==== INPUT RECORDS ====

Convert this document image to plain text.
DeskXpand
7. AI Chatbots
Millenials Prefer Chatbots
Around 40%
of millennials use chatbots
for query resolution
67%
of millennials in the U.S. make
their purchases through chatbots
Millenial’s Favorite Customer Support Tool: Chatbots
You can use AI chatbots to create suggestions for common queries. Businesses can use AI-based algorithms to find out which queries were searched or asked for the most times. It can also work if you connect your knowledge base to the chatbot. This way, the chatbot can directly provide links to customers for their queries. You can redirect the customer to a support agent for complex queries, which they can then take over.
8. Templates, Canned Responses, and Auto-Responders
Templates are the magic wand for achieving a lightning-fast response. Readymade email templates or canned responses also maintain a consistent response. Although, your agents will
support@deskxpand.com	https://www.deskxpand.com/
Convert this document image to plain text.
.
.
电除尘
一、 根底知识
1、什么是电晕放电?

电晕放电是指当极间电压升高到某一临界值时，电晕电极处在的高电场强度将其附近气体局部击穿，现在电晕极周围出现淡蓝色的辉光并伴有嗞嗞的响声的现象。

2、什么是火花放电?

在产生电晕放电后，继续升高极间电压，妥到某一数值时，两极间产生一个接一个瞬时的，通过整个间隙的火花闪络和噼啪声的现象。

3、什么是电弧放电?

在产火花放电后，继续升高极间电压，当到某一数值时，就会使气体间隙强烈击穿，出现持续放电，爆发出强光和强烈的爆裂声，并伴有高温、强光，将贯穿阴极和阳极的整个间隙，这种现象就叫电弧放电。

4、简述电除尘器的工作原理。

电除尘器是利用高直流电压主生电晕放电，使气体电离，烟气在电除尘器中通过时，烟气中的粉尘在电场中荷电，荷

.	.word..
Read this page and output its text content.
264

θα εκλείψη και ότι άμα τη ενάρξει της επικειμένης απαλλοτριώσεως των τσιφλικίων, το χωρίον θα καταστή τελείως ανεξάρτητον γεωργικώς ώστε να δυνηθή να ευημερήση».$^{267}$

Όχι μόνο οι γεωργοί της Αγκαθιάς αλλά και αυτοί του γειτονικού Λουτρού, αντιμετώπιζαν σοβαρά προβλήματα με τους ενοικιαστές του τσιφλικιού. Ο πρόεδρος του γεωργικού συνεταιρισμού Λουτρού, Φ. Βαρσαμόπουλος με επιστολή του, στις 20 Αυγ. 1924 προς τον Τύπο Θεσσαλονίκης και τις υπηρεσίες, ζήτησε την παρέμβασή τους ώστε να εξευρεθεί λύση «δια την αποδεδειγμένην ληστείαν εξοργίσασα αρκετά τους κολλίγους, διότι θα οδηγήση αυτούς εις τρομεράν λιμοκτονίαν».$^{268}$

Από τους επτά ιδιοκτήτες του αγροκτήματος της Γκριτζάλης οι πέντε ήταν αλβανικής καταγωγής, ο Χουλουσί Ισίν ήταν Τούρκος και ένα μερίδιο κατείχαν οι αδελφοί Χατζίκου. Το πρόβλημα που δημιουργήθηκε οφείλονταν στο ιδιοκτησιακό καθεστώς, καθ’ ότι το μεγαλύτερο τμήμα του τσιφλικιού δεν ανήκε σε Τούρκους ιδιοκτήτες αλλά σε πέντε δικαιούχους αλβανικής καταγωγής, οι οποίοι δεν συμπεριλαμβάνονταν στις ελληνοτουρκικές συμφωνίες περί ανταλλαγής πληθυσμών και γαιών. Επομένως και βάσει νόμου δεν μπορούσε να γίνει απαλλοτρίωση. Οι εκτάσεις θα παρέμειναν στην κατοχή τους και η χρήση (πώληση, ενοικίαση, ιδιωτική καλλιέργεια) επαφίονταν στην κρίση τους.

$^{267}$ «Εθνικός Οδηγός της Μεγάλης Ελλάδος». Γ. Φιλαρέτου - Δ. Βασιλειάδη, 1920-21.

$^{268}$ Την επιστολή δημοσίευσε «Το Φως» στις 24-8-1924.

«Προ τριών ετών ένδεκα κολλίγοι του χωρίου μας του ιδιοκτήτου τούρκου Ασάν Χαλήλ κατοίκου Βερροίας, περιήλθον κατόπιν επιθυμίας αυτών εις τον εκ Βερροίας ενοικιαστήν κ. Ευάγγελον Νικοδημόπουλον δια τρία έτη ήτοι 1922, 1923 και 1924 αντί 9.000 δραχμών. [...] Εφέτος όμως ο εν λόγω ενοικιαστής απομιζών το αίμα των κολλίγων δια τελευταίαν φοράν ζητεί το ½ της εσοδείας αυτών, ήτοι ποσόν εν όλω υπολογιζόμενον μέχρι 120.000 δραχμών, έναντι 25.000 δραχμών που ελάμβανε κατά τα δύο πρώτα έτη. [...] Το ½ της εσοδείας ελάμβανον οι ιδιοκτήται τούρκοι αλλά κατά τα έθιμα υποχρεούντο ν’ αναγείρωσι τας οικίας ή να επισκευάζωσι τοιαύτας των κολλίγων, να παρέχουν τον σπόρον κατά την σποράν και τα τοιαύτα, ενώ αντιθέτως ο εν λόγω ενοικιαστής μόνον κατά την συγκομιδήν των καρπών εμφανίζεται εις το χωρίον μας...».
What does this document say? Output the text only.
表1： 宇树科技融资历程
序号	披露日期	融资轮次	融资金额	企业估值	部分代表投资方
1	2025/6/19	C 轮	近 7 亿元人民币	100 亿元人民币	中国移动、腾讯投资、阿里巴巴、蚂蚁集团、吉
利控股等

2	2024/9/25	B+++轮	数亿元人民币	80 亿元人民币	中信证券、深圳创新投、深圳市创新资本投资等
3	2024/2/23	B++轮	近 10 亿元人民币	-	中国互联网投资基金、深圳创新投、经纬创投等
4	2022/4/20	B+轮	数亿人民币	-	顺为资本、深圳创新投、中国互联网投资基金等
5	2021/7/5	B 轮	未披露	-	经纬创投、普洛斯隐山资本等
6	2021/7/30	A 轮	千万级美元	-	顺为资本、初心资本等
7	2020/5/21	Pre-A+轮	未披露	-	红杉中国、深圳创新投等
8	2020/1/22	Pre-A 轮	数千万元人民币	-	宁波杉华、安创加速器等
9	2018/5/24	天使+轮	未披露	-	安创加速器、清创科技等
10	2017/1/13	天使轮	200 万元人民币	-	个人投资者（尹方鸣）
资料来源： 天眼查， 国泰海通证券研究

====

TO DO. List the lines of the entries that include "text".

SOLUTION TO THIS PROBLEM.
Convert this document image to plain text.
Convert this document image to plain text.
Read this page and output its text content.
What does this document say? Output the text only.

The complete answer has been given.